## Material shown
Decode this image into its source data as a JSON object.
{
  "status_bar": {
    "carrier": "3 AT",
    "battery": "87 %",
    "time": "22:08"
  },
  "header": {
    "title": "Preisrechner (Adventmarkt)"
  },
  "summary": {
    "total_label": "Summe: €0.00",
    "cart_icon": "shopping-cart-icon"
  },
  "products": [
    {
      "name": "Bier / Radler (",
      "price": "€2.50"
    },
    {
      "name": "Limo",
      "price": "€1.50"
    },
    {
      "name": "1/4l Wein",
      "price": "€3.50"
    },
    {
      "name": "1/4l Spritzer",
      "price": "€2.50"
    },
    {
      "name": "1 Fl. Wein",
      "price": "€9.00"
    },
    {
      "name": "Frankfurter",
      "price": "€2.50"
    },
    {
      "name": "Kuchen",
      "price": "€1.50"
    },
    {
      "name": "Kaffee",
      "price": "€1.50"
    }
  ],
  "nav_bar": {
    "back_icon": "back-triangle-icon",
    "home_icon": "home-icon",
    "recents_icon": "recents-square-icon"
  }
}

--

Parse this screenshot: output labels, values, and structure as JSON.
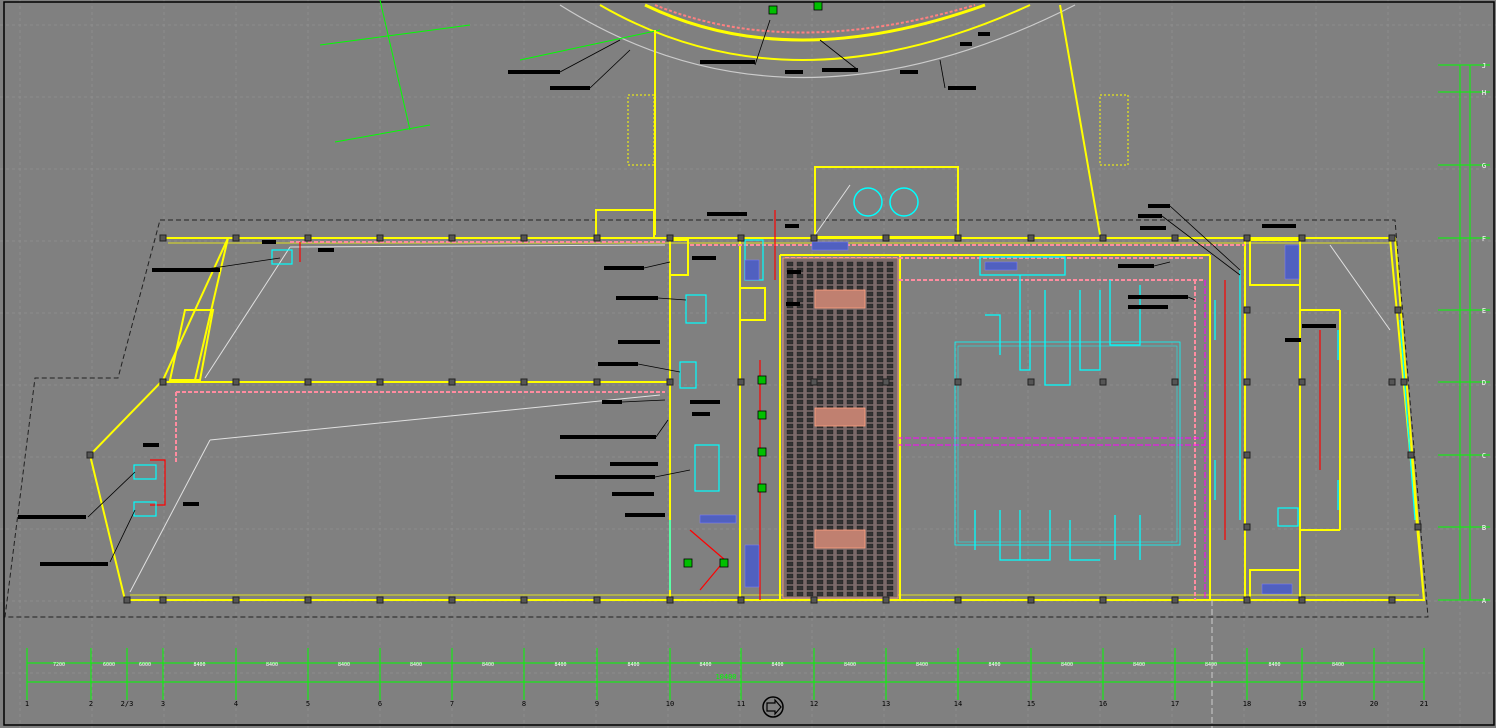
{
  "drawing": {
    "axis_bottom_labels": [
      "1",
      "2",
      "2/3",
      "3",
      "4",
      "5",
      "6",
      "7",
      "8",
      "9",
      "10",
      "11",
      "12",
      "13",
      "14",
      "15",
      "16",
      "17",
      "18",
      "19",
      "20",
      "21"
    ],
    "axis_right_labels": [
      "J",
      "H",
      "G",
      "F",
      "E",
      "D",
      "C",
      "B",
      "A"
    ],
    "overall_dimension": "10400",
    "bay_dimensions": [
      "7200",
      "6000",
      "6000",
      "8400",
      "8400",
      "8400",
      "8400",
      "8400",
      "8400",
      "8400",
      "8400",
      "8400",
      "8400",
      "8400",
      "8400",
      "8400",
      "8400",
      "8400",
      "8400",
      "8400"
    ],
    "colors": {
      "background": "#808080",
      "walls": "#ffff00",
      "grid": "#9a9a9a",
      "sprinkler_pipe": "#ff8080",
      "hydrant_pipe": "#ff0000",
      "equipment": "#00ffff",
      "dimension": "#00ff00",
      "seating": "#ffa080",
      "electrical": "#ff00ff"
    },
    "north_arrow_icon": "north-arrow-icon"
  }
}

## Written task
Copy out each line of the records that holds the string "JSON".

## Response below
Decode this image into its source data as a JSON object.
Parse this screenshot: output labels, values, and structure as JSON.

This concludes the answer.